(Dataset excerpts)
↓↓↓

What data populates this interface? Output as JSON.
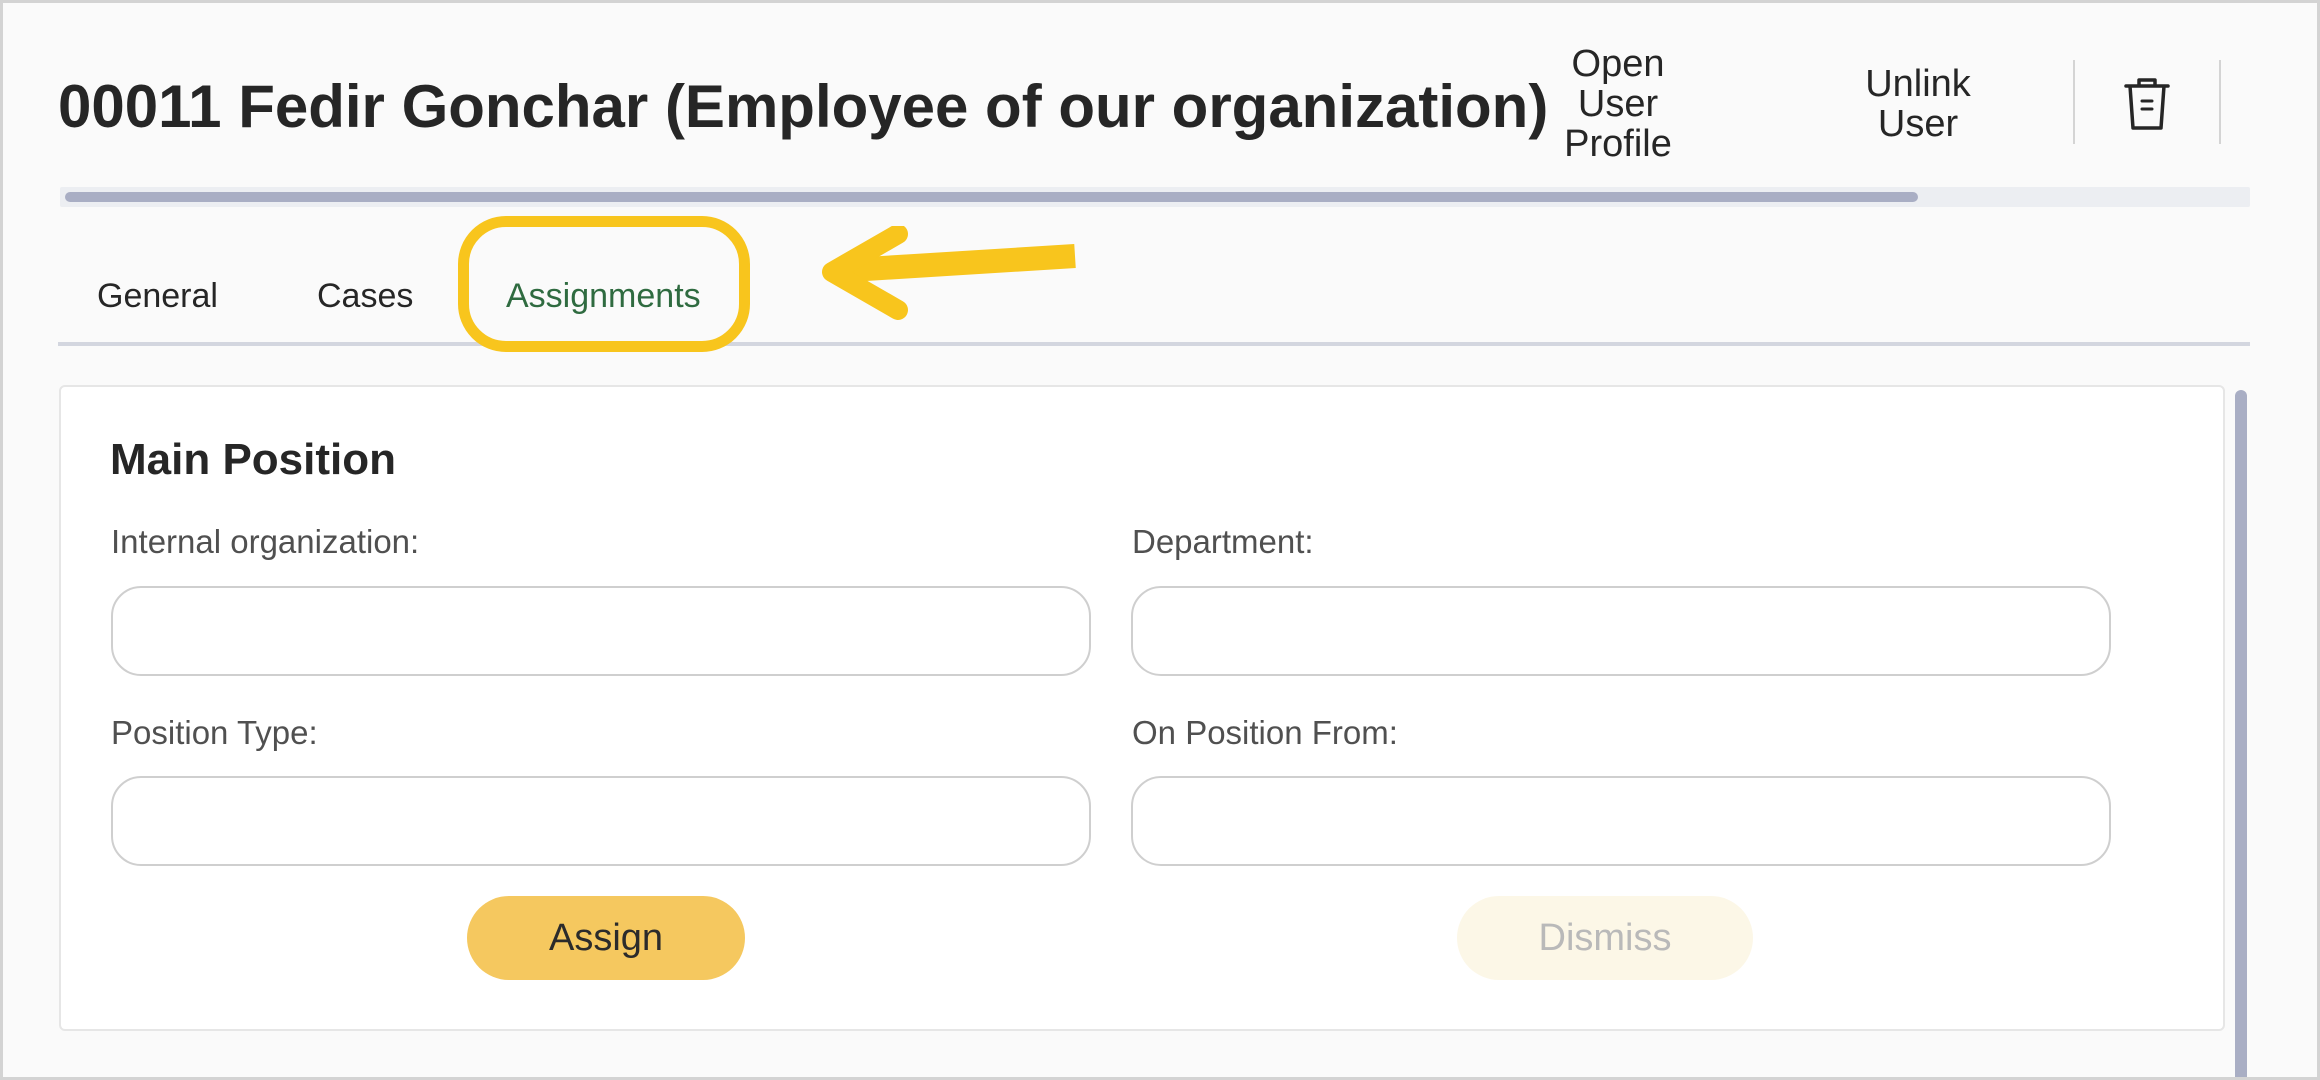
{
  "header": {
    "title": "00011 Fedir Gonchar (Employee of our organization)",
    "open_profile_lines": [
      "Open",
      "User",
      "Profile"
    ],
    "unlink_lines": [
      "Unlink",
      "User"
    ],
    "delete_icon": "trash-icon",
    "progress_fraction": 0.85
  },
  "tabs": [
    {
      "label": "General",
      "active": false
    },
    {
      "label": "Cases",
      "active": false
    },
    {
      "label": "Assignments",
      "active": true
    }
  ],
  "annotation": {
    "highlight_color": "#f8c51d",
    "arrow_icon": "arrow-left-icon"
  },
  "main_position": {
    "section_title": "Main Position",
    "fields": [
      {
        "label": "Internal organization:",
        "value": ""
      },
      {
        "label": "Department:",
        "value": ""
      },
      {
        "label": "Position Type:",
        "value": ""
      },
      {
        "label": "On Position From:",
        "value": ""
      }
    ],
    "assign_label": "Assign",
    "dismiss_label": "Dismiss"
  },
  "colors": {
    "active_tab": "#2f6b40",
    "assign_button": "#f5c85f",
    "dismiss_button": "#fcf7e7"
  }
}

↑↑↑

[REQUIREMENT] Each line in the records above should be reproduced exactly; images are not copied.

[RESULT OF THE EXERCISE]
What data populates this interface? Output as JSON.
{
  "header": {
    "title": "00011 Fedir Gonchar (Employee of our organization)",
    "open_profile_lines": [
      "Open",
      "User",
      "Profile"
    ],
    "unlink_lines": [
      "Unlink",
      "User"
    ],
    "delete_icon": "trash-icon",
    "progress_fraction": 0.85
  },
  "tabs": [
    {
      "label": "General",
      "active": false
    },
    {
      "label": "Cases",
      "active": false
    },
    {
      "label": "Assignments",
      "active": true
    }
  ],
  "annotation": {
    "highlight_color": "#f8c51d",
    "arrow_icon": "arrow-left-icon"
  },
  "main_position": {
    "section_title": "Main Position",
    "fields": [
      {
        "label": "Internal organization:",
        "value": ""
      },
      {
        "label": "Department:",
        "value": ""
      },
      {
        "label": "Position Type:",
        "value": ""
      },
      {
        "label": "On Position From:",
        "value": ""
      }
    ],
    "assign_label": "Assign",
    "dismiss_label": "Dismiss"
  },
  "colors": {
    "active_tab": "#2f6b40",
    "assign_button": "#f5c85f",
    "dismiss_button": "#fcf7e7"
  }
}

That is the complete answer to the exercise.